Return the data exactly, with all pictures removed.
====== MATERIAL FOR THIS TASK
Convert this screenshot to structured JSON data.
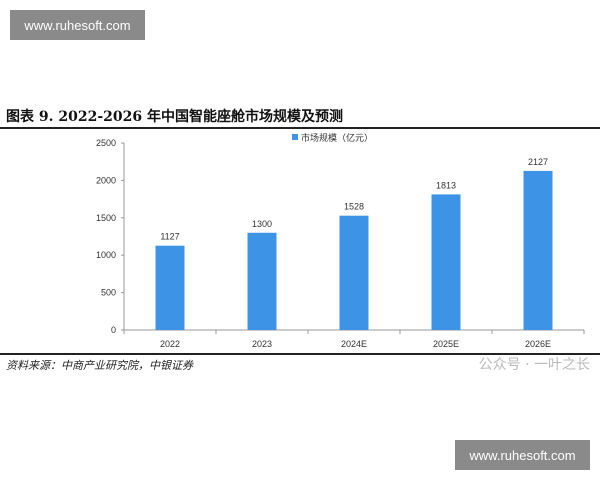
{
  "banner_top": "www.ruhesoft.com",
  "banner_bottom": "www.ruhesoft.com",
  "title": "图表 9. 2022-2026 年中国智能座舱市场规模及预测",
  "source": "资料来源：中商产业研究院，中银证券",
  "watermark": "公众号 · 一叶之长",
  "chart_data": {
    "type": "bar",
    "title": "",
    "categories": [
      "2022",
      "2023",
      "2024E",
      "2025E",
      "2026E"
    ],
    "series": [
      {
        "name": "市场规模（亿元）",
        "values": [
          1127,
          1300,
          1528,
          1813,
          2127
        ],
        "color": "#3d94e6"
      }
    ],
    "ylim": [
      0,
      2500
    ],
    "yticks": [
      0,
      500,
      1000,
      1500,
      2000,
      2500
    ],
    "legend": "top-center",
    "grid": false
  }
}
============
- EXERCISE ANSWER
Convert this screenshot to structured JSON data.
{
  "banner_top": "www.ruhesoft.com",
  "banner_bottom": "www.ruhesoft.com",
  "title": "图表 9. 2022-2026 年中国智能座舱市场规模及预测",
  "source": "资料来源：中商产业研究院，中银证券",
  "watermark": "公众号 · 一叶之长",
  "chart_data": {
    "type": "bar",
    "title": "",
    "categories": [
      "2022",
      "2023",
      "2024E",
      "2025E",
      "2026E"
    ],
    "series": [
      {
        "name": "市场规模（亿元）",
        "values": [
          1127,
          1300,
          1528,
          1813,
          2127
        ],
        "color": "#3d94e6"
      }
    ],
    "ylim": [
      0,
      2500
    ],
    "yticks": [
      0,
      500,
      1000,
      1500,
      2000,
      2500
    ],
    "legend": "top-center",
    "grid": false
  }
}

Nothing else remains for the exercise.